=== Task description ===
Write out every entry exactly as given, but omit the pictures.

=== Information provided ===
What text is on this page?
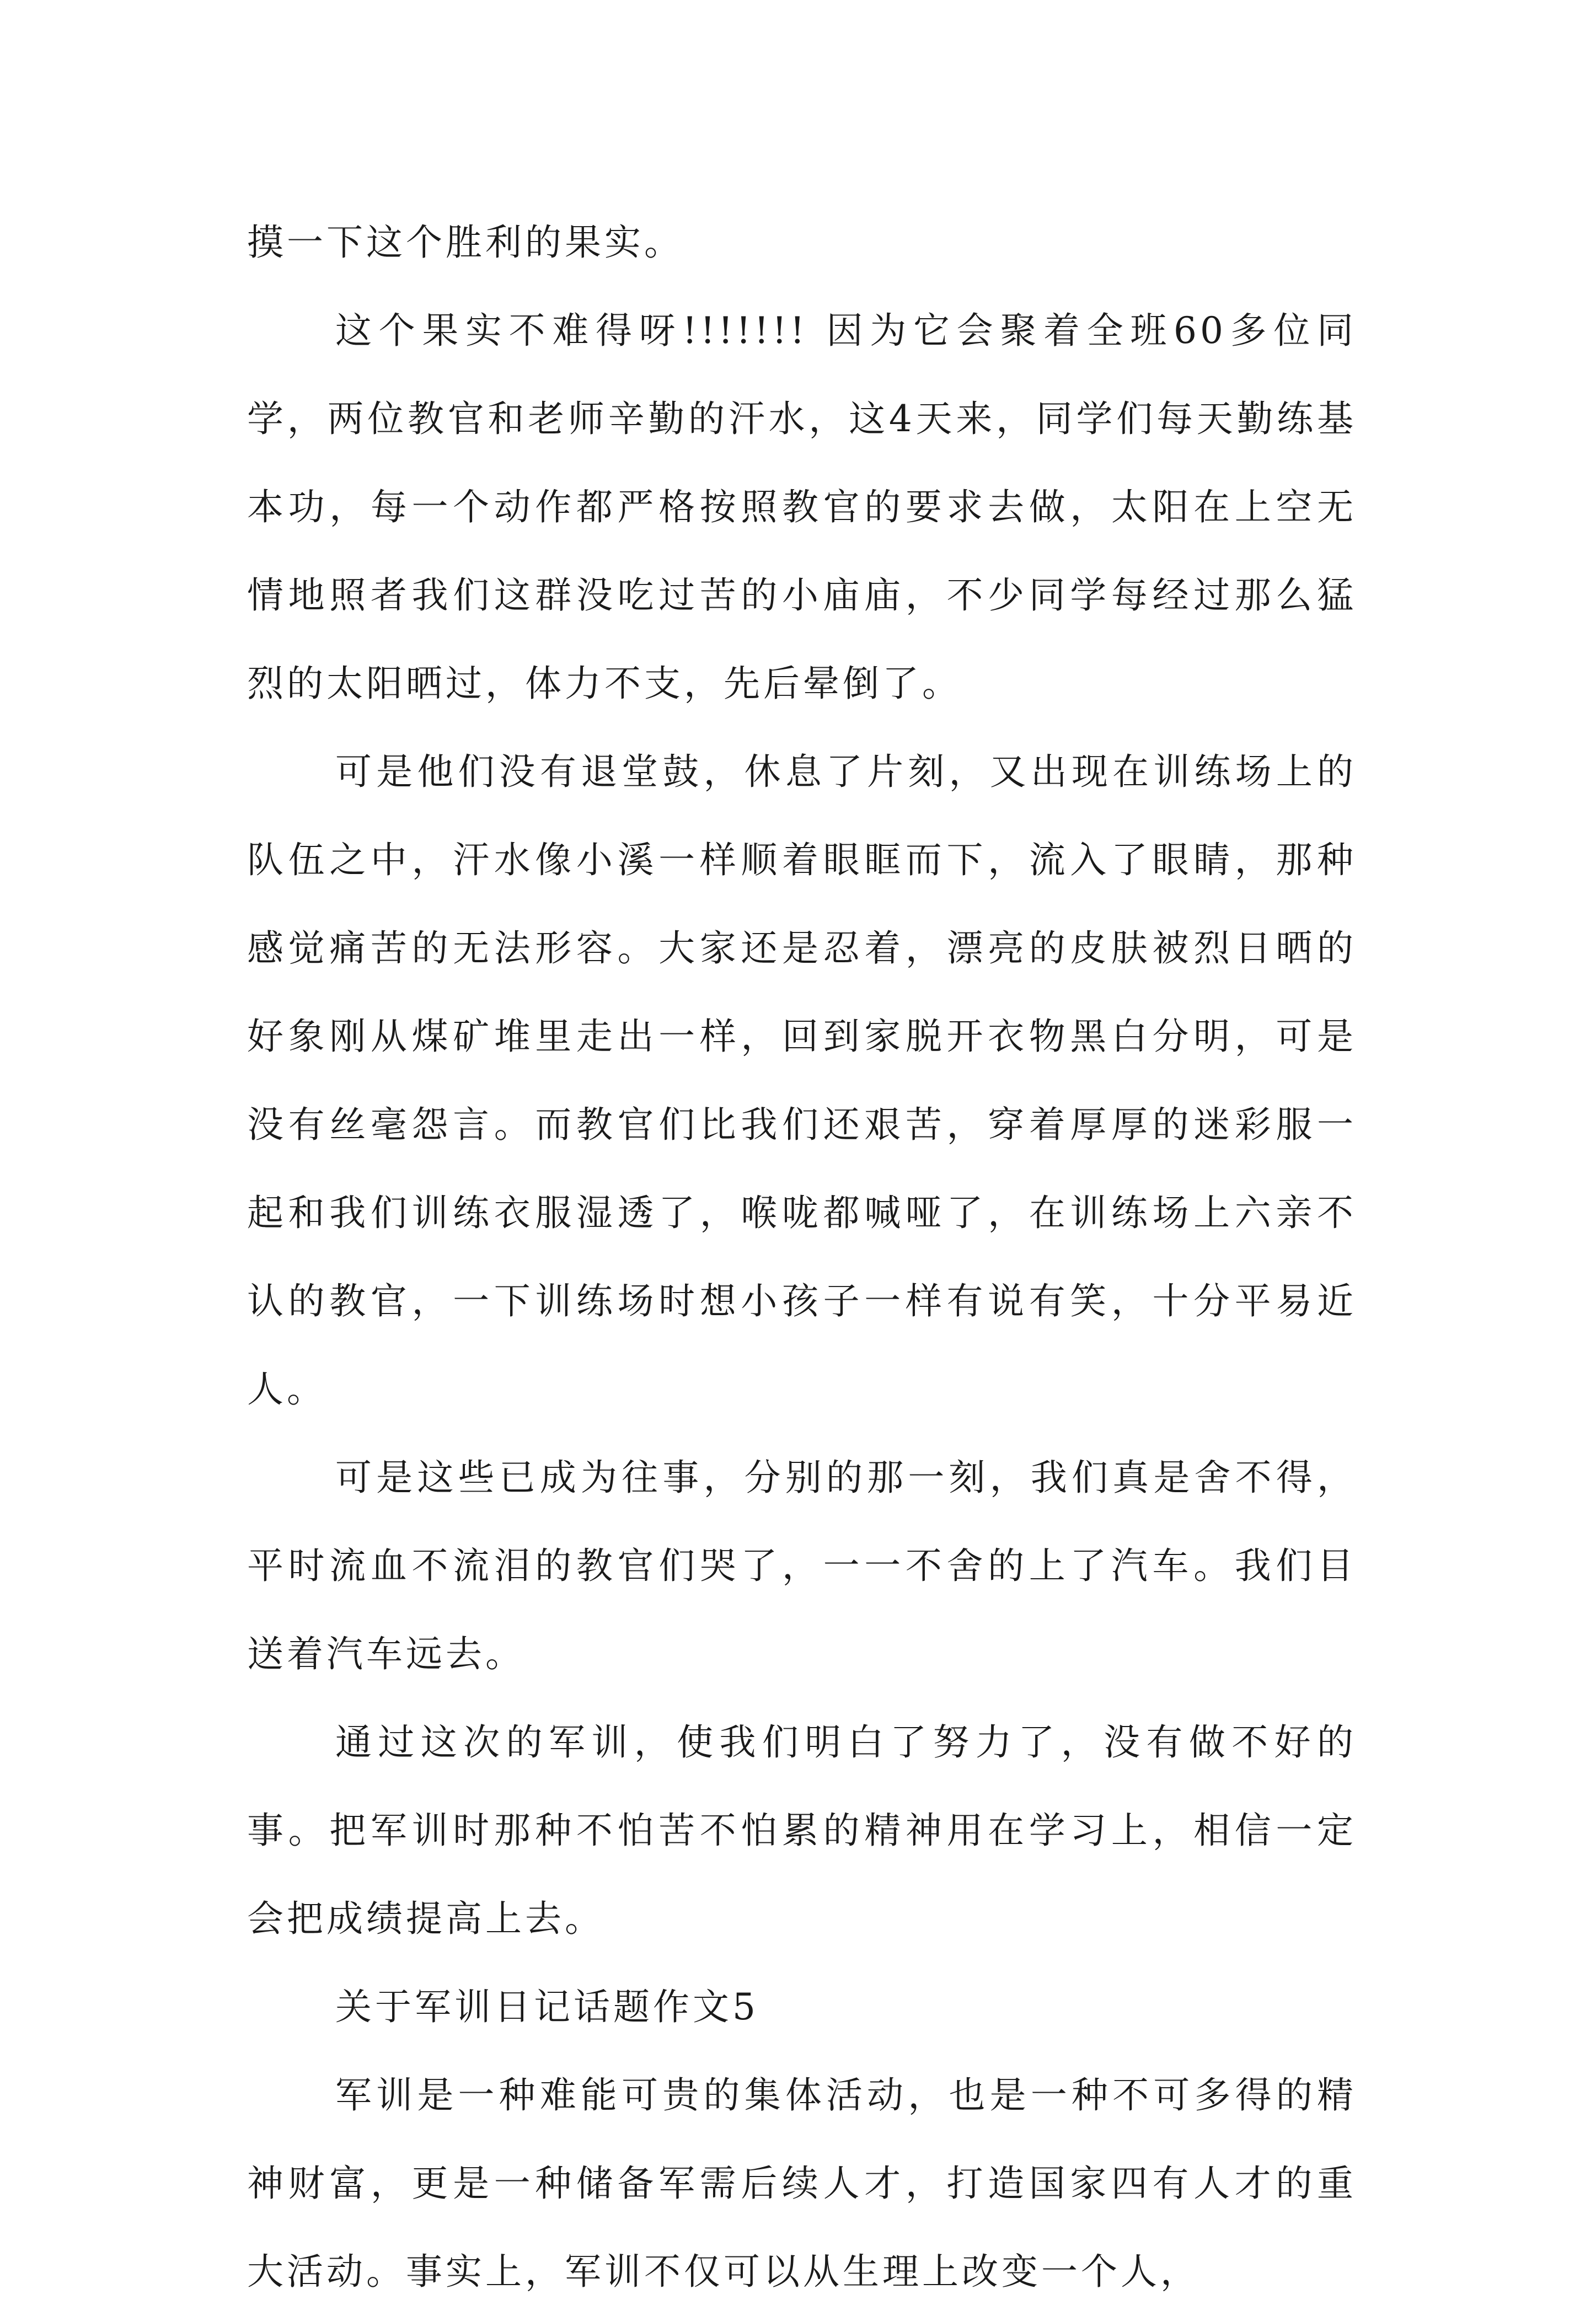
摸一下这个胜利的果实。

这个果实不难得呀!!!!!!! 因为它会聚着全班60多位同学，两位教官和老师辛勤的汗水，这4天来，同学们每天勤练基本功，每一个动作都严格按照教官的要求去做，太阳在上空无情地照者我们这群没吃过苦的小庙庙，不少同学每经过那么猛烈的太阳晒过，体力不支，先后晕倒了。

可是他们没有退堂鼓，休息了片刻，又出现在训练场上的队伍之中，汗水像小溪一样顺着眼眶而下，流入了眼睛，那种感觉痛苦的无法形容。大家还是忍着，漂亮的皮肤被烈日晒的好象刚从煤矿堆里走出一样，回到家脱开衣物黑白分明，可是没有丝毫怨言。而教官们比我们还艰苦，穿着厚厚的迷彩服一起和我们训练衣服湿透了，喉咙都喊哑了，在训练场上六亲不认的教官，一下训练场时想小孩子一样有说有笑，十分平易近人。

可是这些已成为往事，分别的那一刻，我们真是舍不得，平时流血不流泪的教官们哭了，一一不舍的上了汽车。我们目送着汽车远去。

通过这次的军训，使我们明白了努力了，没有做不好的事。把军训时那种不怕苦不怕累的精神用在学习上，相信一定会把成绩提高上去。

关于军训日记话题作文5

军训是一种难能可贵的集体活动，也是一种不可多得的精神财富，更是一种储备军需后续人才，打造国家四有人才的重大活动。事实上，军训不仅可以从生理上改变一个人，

=== Task solution ===
What text is on this page?
摸一下这个胜利的果实。

这个果实不难得呀!!!!!!! 因为它会聚着全班60多位同学，两位教官和老师辛勤的汗水，这4天来，同学们每天勤练基本功，每一个动作都严格按照教官的要求去做，太阳在上空无情地照者我们这群没吃过苦的小庙庙，不少同学每经过那么猛烈的太阳晒过，体力不支，先后晕倒了。

可是他们没有退堂鼓，休息了片刻，又出现在训练场上的队伍之中，汗水像小溪一样顺着眼眶而下，流入了眼睛，那种感觉痛苦的无法形容。大家还是忍着，漂亮的皮肤被烈日晒的好象刚从煤矿堆里走出一样，回到家脱开衣物黑白分明，可是没有丝毫怨言。而教官们比我们还艰苦，穿着厚厚的迷彩服一起和我们训练衣服湿透了，喉咙都喊哑了，在训练场上六亲不认的教官，一下训练场时想小孩子一样有说有笑，十分平易近人。

可是这些已成为往事，分别的那一刻，我们真是舍不得，平时流血不流泪的教官们哭了，一一不舍的上了汽车。我们目送着汽车远去。

通过这次的军训，使我们明白了努力了，没有做不好的事。把军训时那种不怕苦不怕累的精神用在学习上，相信一定会把成绩提高上去。

关于军训日记话题作文5

军训是一种难能可贵的集体活动，也是一种不可多得的精神财富，更是一种储备军需后续人才，打造国家四有人才的重大活动。事实上，军训不仅可以从生理上改变一个人，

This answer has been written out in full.